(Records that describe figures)
********************

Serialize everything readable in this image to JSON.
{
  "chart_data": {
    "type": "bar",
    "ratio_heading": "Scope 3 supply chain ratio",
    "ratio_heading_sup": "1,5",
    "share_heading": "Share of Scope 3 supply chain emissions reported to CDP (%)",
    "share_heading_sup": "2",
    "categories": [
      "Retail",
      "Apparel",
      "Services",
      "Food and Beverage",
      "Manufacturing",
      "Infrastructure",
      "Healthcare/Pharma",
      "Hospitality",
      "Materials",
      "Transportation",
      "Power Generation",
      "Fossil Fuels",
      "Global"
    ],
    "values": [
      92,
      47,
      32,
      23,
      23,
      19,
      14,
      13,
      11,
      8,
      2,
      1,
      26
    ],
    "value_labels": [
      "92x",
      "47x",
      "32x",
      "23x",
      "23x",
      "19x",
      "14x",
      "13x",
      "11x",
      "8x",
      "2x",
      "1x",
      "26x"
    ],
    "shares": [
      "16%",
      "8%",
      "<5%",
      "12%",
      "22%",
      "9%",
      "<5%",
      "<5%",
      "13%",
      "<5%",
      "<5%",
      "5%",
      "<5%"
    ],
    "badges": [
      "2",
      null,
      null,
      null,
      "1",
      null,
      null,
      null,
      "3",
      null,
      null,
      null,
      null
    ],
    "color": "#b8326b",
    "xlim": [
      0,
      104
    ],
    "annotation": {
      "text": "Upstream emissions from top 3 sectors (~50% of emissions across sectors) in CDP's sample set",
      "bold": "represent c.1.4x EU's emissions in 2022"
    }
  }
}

********************

Reproduce the entries above exactly.

(Result for this exercise)
Serialize everything readable in this image to JSON.
{
  "chart_data": {
    "type": "bar",
    "ratio_heading": "Scope 3 supply chain ratio",
    "ratio_heading_sup": "1,5",
    "share_heading": "Share of Scope 3 supply chain emissions reported to CDP (%)",
    "share_heading_sup": "2",
    "categories": [
      "Retail",
      "Apparel",
      "Services",
      "Food and Beverage",
      "Manufacturing",
      "Infrastructure",
      "Healthcare/Pharma",
      "Hospitality",
      "Materials",
      "Transportation",
      "Power Generation",
      "Fossil Fuels",
      "Global"
    ],
    "values": [
      92,
      47,
      32,
      23,
      23,
      19,
      14,
      13,
      11,
      8,
      2,
      1,
      26
    ],
    "value_labels": [
      "92x",
      "47x",
      "32x",
      "23x",
      "23x",
      "19x",
      "14x",
      "13x",
      "11x",
      "8x",
      "2x",
      "1x",
      "26x"
    ],
    "shares": [
      "16%",
      "8%",
      "<5%",
      "12%",
      "22%",
      "9%",
      "<5%",
      "<5%",
      "13%",
      "<5%",
      "<5%",
      "5%",
      "<5%"
    ],
    "badges": [
      "2",
      null,
      null,
      null,
      "1",
      null,
      null,
      null,
      "3",
      null,
      null,
      null,
      null
    ],
    "color": "#b8326b",
    "xlim": [
      0,
      104
    ],
    "annotation": {
      "text": "Upstream emissions from top 3 sectors (~50% of emissions across sectors) in CDP's sample set",
      "bold": "represent c.1.4x EU's emissions in 2022"
    }
  }
}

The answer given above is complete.